CHALLENGE
Which lines in the records below contain the word "Before"? Copy each one out.

TASK MATERIAL
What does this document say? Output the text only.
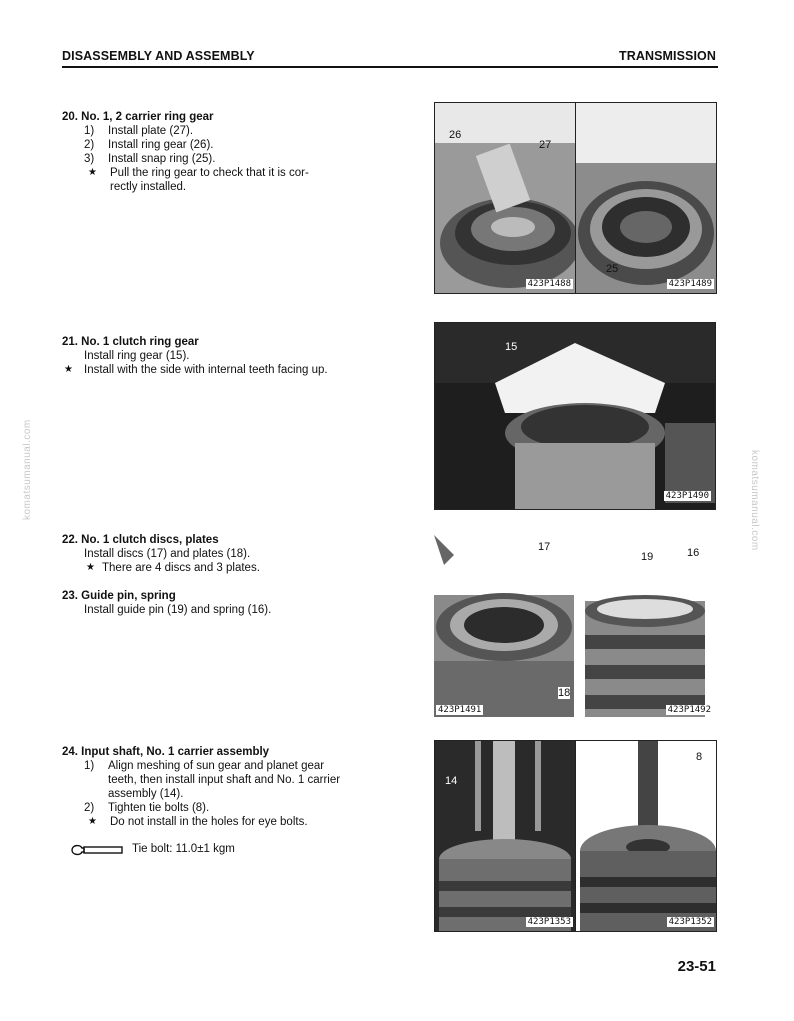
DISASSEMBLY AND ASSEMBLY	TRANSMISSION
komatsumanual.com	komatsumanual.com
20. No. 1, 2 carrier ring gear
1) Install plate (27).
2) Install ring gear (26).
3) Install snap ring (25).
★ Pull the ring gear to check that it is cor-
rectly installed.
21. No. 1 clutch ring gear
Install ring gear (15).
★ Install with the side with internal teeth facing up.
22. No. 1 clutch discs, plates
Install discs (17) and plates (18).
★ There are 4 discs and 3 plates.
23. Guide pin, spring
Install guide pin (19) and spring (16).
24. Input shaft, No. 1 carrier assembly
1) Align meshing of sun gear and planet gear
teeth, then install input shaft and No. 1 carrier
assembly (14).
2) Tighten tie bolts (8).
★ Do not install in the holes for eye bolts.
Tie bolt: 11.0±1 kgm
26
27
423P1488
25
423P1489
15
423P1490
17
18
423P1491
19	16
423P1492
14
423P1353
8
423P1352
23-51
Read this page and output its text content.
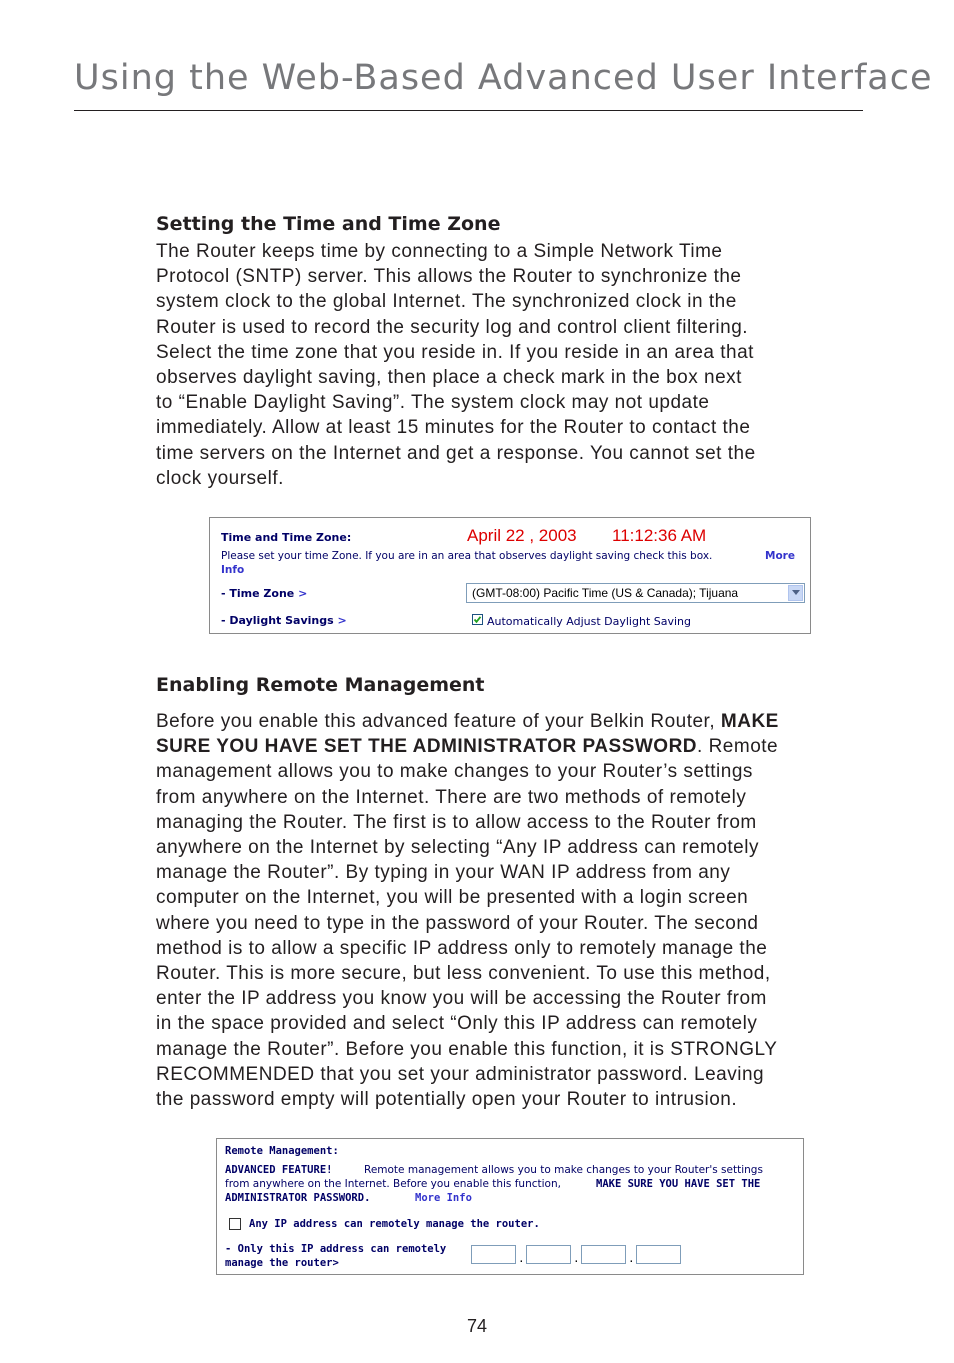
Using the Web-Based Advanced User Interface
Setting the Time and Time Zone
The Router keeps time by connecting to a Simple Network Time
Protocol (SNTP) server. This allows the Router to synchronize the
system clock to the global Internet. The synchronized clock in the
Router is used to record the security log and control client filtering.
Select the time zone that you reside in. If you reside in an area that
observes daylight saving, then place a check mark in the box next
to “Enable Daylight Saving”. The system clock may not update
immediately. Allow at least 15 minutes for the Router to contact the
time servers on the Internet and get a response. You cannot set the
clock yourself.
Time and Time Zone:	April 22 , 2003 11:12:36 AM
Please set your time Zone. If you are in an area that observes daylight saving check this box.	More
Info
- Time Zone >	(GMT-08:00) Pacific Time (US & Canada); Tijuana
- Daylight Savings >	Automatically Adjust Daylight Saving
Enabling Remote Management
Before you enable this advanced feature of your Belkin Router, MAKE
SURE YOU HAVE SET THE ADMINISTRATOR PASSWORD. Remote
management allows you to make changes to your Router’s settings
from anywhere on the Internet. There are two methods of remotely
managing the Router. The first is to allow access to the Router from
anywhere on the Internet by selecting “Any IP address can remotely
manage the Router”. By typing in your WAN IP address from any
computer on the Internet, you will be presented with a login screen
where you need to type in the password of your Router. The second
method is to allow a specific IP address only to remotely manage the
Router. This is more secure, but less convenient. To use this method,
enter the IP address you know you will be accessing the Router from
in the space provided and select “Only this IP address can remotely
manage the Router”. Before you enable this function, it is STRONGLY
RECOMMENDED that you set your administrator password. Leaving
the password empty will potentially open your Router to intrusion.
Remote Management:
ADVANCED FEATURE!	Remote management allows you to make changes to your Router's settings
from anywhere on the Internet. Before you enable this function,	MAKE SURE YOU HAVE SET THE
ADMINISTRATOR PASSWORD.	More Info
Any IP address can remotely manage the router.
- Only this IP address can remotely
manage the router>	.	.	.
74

EXPECTED ANSWER
Before you enable this advanced feature of your Belkin Router, MAKE
manage the Router”. Before you enable this function, it is STRONGLY
from anywhere on the Internet. Before you enable this function,	MAKE SURE YOU HAVE SET THE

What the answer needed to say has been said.